** BEGIN **

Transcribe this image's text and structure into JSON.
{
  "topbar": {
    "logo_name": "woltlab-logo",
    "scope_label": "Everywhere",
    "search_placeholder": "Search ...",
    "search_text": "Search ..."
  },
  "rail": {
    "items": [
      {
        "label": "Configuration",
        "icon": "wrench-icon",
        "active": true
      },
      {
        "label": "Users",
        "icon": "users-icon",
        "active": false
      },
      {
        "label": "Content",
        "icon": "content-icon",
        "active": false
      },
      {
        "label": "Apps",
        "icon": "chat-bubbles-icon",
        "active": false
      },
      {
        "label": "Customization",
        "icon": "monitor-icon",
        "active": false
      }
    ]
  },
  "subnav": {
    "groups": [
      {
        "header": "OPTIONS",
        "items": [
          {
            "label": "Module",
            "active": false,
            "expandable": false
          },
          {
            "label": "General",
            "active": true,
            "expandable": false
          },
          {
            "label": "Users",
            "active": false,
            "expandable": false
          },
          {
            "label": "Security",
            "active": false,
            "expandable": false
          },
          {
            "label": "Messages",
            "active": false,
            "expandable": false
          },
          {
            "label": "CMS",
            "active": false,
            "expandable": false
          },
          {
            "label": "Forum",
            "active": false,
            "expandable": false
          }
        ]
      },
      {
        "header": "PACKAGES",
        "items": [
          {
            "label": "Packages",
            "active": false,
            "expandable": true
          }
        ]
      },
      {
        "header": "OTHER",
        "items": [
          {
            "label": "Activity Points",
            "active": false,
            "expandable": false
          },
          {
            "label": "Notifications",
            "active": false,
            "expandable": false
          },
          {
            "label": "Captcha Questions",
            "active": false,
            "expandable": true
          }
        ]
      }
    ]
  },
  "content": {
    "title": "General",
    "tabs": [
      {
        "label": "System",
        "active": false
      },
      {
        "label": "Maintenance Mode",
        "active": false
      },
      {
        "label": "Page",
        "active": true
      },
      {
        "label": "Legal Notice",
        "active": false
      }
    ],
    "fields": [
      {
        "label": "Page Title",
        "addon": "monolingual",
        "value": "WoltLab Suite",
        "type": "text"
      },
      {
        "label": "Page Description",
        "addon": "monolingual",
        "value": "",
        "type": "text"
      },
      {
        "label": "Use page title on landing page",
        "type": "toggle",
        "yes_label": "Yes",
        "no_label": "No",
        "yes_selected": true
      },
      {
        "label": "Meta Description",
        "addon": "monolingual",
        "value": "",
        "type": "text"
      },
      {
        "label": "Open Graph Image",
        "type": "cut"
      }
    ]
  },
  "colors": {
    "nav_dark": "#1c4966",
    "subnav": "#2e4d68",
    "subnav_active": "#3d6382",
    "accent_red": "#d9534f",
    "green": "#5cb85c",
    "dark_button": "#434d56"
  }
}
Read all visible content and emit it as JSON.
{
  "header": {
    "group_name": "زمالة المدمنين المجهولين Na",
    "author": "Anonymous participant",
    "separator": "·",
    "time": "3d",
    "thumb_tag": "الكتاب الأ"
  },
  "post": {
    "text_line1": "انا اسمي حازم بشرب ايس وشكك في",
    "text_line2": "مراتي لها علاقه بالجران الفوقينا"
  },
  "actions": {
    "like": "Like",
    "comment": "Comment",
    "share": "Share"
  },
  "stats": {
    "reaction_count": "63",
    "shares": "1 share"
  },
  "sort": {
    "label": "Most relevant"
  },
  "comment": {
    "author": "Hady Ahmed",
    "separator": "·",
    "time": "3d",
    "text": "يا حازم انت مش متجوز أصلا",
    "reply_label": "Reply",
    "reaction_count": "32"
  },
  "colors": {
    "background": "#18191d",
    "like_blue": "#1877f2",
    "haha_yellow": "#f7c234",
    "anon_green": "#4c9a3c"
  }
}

** END **

Transcribe all of the entries without altering anything.

Transcribe this image's text and structure into JSON.
{
  "topbar": {
    "logo_name": "woltlab-logo",
    "scope_label": "Everywhere",
    "search_placeholder": "Search ...",
    "search_text": "Search ..."
  },
  "rail": {
    "items": [
      {
        "label": "Configuration",
        "icon": "wrench-icon",
        "active": true
      },
      {
        "label": "Users",
        "icon": "users-icon",
        "active": false
      },
      {
        "label": "Content",
        "icon": "content-icon",
        "active": false
      },
      {
        "label": "Apps",
        "icon": "chat-bubbles-icon",
        "active": false
      },
      {
        "label": "Customization",
        "icon": "monitor-icon",
        "active": false
      }
    ]
  },
  "subnav": {
    "groups": [
      {
        "header": "OPTIONS",
        "items": [
          {
            "label": "Module",
            "active": false,
            "expandable": false
          },
          {
            "label": "General",
            "active": true,
            "expandable": false
          },
          {
            "label": "Users",
            "active": false,
            "expandable": false
          },
          {
            "label": "Security",
            "active": false,
            "expandable": false
          },
          {
            "label": "Messages",
            "active": false,
            "expandable": false
          },
          {
            "label": "CMS",
            "active": false,
            "expandable": false
          },
          {
            "label": "Forum",
            "active": false,
            "expandable": false
          }
        ]
      },
      {
        "header": "PACKAGES",
        "items": [
          {
            "label": "Packages",
            "active": false,
            "expandable": true
          }
        ]
      },
      {
        "header": "OTHER",
        "items": [
          {
            "label": "Activity Points",
            "active": false,
            "expandable": false
          },
          {
            "label": "Notifications",
            "active": false,
            "expandable": false
          },
          {
            "label": "Captcha Questions",
            "active": false,
            "expandable": true
          }
        ]
      }
    ]
  },
  "content": {
    "title": "General",
    "tabs": [
      {
        "label": "System",
        "active": false
      },
      {
        "label": "Maintenance Mode",
        "active": false
      },
      {
        "label": "Page",
        "active": true
      },
      {
        "label": "Legal Notice",
        "active": false
      }
    ],
    "fields": [
      {
        "label": "Page Title",
        "addon": "monolingual",
        "value": "WoltLab Suite",
        "type": "text"
      },
      {
        "label": "Page Description",
        "addon": "monolingual",
        "value": "",
        "type": "text"
      },
      {
        "label": "Use page title on landing page",
        "type": "toggle",
        "yes_label": "Yes",
        "no_label": "No",
        "yes_selected": true
      },
      {
        "label": "Meta Description",
        "addon": "monolingual",
        "value": "",
        "type": "text"
      },
      {
        "label": "Open Graph Image",
        "type": "cut"
      }
    ]
  },
  "colors": {
    "nav_dark": "#1c4966",
    "subnav": "#2e4d68",
    "subnav_active": "#3d6382",
    "accent_red": "#d9534f",
    "green": "#5cb85c",
    "dark_button": "#434d56"
  }
}
Read all visible content and emit it as JSON.
{
  "header": {
    "group_name": "زمالة المدمنين المجهولين Na",
    "author": "Anonymous participant",
    "separator": "·",
    "time": "3d",
    "thumb_tag": "الكتاب الأ"
  },
  "post": {
    "text_line1": "انا اسمي حازم بشرب ايس وشكك في",
    "text_line2": "مراتي لها علاقه بالجران الفوقينا"
  },
  "actions": {
    "like": "Like",
    "comment": "Comment",
    "share": "Share"
  },
  "stats": {
    "reaction_count": "63",
    "shares": "1 share"
  },
  "sort": {
    "label": "Most relevant"
  },
  "comment": {
    "author": "Hady Ahmed",
    "separator": "·",
    "time": "3d",
    "text": "يا حازم انت مش متجوز أصلا",
    "reply_label": "Reply",
    "reaction_count": "32"
  },
  "colors": {
    "background": "#18191d",
    "like_blue": "#1877f2",
    "haha_yellow": "#f7c234",
    "anon_green": "#4c9a3c"
  }
}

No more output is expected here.